Supplied records ->
◇ ◇ ◇ ◇ ◇ ◇ ◇

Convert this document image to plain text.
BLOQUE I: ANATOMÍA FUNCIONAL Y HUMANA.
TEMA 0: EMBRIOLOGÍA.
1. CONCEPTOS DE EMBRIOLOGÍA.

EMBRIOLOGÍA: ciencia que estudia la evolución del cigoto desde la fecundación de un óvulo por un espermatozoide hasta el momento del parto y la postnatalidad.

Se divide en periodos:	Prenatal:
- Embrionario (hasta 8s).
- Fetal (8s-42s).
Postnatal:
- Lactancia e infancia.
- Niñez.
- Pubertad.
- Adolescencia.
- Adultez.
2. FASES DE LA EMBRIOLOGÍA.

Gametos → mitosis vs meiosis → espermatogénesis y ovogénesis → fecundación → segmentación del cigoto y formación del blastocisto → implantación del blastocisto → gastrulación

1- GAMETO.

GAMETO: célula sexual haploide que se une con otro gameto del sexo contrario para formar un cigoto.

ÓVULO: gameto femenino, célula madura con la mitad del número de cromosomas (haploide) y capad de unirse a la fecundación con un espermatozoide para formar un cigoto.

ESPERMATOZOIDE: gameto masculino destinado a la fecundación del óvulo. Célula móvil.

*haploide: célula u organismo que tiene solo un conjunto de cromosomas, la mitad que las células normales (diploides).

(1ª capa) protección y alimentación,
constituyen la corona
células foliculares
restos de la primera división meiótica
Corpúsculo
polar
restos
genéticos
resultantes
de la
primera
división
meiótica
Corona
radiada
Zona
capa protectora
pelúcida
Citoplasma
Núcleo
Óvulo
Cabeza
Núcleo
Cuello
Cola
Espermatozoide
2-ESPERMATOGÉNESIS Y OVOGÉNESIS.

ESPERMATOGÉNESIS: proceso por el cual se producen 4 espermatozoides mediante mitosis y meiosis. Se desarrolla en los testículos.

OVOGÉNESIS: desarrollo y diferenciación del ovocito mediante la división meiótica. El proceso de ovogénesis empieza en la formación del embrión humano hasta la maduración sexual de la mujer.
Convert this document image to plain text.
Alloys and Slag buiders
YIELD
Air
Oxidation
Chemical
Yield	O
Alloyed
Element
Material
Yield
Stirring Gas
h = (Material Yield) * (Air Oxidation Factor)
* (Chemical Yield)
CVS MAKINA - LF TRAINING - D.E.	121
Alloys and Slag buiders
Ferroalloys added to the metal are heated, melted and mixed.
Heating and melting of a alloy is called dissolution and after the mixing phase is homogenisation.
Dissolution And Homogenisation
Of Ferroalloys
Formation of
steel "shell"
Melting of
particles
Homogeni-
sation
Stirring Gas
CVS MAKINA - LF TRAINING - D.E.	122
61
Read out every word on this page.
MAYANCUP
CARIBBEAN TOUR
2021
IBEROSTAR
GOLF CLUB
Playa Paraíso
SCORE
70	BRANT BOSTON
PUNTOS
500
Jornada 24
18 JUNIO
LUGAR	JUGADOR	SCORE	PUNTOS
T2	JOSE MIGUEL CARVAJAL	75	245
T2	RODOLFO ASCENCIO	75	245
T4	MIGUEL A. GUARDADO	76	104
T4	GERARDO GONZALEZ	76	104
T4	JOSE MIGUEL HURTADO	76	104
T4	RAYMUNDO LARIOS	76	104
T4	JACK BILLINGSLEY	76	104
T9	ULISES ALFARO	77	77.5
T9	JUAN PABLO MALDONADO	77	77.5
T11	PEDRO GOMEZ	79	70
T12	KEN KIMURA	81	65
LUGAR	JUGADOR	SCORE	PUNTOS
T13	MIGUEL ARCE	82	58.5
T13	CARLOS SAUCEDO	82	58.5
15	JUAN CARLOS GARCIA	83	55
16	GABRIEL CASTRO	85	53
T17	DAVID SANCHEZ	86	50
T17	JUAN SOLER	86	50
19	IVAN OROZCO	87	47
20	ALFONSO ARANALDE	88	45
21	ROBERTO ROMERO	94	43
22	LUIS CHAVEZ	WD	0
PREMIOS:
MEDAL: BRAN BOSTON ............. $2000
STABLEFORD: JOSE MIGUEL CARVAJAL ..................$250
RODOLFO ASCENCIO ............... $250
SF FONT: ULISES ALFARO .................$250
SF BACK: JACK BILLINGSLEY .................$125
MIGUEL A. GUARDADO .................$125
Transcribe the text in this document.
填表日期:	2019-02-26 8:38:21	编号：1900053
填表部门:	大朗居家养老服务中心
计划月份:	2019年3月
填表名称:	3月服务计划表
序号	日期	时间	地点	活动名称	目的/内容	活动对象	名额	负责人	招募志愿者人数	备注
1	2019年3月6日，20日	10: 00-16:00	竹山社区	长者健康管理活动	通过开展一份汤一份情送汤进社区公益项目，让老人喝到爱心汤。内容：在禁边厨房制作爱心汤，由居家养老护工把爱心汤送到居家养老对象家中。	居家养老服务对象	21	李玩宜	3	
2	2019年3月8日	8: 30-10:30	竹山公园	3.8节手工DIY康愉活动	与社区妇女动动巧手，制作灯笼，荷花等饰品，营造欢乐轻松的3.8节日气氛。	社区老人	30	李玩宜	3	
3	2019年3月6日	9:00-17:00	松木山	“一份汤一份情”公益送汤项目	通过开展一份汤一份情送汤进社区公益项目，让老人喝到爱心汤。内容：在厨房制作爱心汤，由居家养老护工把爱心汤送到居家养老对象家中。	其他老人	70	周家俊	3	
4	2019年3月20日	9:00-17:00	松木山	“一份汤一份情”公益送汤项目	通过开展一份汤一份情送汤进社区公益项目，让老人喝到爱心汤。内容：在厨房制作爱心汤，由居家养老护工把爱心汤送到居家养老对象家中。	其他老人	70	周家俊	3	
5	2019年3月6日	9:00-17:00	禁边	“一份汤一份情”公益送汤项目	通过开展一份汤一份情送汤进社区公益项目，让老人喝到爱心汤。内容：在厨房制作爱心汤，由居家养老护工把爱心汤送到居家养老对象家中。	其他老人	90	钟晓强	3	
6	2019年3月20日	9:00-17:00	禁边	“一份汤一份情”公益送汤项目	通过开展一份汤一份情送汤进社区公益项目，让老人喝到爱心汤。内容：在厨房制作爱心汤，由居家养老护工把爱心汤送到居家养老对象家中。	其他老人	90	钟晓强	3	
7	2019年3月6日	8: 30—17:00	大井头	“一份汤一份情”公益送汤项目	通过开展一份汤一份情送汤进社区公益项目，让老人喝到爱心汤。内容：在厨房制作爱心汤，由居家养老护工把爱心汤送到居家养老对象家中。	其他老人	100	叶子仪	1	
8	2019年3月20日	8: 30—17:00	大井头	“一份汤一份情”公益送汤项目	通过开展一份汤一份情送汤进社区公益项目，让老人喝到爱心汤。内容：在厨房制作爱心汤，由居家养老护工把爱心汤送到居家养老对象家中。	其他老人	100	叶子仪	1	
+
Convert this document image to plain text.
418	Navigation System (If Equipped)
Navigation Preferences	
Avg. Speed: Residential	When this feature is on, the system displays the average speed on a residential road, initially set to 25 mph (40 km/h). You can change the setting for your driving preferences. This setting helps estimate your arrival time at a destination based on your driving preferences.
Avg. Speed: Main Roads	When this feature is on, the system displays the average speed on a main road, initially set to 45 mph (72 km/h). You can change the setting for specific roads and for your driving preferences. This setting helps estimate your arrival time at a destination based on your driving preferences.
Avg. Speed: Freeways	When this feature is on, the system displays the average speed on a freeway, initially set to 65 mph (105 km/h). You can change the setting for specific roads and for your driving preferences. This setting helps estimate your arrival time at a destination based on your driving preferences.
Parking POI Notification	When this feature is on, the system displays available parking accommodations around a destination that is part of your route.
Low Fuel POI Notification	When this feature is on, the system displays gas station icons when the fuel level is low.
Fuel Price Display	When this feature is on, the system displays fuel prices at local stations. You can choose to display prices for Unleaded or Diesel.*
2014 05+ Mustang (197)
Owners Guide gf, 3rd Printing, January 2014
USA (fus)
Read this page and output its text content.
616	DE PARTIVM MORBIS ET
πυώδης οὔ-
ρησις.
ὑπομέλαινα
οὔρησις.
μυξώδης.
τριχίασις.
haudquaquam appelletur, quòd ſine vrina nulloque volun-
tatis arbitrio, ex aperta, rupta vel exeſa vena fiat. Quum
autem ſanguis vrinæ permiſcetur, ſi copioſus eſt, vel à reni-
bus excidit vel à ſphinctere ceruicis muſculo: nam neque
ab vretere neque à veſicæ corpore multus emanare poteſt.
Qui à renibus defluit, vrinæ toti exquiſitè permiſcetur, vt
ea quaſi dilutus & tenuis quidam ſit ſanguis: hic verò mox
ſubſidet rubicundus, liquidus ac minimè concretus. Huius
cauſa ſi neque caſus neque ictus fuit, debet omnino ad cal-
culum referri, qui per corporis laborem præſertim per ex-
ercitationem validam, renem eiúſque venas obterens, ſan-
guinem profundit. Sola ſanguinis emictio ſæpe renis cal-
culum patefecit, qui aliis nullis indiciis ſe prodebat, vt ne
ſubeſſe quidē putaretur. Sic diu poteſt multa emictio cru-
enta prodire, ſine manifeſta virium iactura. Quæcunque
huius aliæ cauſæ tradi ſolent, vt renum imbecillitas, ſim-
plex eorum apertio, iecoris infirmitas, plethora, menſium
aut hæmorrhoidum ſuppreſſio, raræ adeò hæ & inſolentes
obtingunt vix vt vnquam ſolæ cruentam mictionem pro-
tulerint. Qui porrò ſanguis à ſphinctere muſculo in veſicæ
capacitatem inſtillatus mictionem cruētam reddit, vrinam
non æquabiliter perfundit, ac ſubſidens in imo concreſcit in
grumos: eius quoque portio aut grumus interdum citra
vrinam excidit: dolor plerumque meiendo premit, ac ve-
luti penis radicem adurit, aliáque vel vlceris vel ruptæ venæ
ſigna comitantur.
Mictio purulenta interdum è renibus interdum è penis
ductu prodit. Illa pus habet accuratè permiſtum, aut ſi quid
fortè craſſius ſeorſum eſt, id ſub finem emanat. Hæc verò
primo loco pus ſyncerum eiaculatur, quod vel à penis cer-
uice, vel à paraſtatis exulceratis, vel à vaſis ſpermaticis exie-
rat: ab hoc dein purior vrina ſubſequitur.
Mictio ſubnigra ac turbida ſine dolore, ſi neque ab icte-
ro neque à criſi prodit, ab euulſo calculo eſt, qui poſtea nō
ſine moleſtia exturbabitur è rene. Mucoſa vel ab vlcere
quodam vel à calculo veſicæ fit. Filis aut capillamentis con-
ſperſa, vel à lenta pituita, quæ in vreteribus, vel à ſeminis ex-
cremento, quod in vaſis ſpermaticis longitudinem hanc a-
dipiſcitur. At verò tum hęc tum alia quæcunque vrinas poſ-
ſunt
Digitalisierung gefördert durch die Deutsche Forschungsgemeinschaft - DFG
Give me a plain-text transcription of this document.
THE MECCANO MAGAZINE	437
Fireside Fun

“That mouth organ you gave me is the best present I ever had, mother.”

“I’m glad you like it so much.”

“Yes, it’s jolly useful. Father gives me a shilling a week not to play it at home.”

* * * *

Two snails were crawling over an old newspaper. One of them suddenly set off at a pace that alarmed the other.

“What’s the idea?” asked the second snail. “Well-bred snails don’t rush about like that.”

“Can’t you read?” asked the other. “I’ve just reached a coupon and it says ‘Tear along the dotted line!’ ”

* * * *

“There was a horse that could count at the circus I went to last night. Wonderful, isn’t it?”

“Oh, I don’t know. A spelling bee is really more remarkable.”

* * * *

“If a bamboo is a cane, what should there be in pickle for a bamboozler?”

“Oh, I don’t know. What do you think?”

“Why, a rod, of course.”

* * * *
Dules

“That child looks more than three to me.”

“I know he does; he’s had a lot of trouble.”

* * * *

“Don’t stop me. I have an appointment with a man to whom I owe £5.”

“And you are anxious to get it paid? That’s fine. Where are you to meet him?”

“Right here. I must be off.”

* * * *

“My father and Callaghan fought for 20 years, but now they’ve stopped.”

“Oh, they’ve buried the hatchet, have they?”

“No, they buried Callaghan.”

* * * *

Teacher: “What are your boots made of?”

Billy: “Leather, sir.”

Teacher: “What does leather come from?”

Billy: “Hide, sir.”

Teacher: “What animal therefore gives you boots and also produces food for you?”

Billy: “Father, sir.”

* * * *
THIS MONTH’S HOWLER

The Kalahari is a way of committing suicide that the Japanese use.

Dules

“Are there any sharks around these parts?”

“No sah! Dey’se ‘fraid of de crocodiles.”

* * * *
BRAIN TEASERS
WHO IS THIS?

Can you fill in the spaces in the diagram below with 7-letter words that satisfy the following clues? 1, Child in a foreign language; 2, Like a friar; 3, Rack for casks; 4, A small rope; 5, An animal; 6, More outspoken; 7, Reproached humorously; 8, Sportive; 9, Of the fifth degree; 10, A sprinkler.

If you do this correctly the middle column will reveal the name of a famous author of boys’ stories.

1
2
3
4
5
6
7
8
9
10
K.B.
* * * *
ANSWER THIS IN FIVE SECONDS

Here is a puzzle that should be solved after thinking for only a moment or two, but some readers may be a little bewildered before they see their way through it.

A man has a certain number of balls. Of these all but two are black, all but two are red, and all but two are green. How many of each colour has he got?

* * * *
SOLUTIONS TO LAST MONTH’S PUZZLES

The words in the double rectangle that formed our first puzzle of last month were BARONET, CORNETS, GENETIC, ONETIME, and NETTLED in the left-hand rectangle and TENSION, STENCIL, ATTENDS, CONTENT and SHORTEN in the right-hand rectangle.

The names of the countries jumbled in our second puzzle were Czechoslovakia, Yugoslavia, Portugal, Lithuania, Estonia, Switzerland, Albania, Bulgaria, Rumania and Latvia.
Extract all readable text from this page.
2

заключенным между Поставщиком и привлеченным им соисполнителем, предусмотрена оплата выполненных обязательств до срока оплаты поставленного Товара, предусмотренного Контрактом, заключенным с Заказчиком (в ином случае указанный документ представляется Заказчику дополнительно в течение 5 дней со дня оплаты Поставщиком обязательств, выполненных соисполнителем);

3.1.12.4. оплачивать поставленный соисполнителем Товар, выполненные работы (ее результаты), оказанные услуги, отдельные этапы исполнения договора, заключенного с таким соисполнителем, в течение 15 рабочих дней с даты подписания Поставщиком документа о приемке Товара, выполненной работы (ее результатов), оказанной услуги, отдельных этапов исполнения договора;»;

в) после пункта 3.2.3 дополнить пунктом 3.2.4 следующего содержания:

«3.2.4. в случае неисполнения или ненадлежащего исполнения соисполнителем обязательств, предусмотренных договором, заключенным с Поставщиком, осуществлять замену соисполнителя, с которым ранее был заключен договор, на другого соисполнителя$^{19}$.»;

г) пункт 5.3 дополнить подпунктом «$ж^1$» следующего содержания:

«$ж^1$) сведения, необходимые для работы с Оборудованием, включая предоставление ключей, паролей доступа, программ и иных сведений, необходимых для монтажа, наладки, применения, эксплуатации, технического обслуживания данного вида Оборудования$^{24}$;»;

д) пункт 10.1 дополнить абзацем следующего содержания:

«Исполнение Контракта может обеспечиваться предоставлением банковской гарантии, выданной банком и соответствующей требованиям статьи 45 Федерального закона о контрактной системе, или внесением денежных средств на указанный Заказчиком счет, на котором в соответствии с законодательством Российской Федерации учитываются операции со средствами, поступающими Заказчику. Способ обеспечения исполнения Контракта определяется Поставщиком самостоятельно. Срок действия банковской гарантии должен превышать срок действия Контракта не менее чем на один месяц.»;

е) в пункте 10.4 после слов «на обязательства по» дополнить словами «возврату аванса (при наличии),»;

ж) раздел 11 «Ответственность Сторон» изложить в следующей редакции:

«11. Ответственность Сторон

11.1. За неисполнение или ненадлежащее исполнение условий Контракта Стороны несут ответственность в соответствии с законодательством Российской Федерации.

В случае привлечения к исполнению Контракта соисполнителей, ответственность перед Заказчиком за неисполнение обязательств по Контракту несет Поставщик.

◇ ◇ ◇ ◇ ◇ ◇ ◇

Check each line above for the word "know" and copy the ones that have it.

Right answer ->
“Oh, I don’t know. A spelling bee is really more remarkable.”
“Oh, I don’t know. What do you think?”
“I know he does; he’s had a lot of trouble.”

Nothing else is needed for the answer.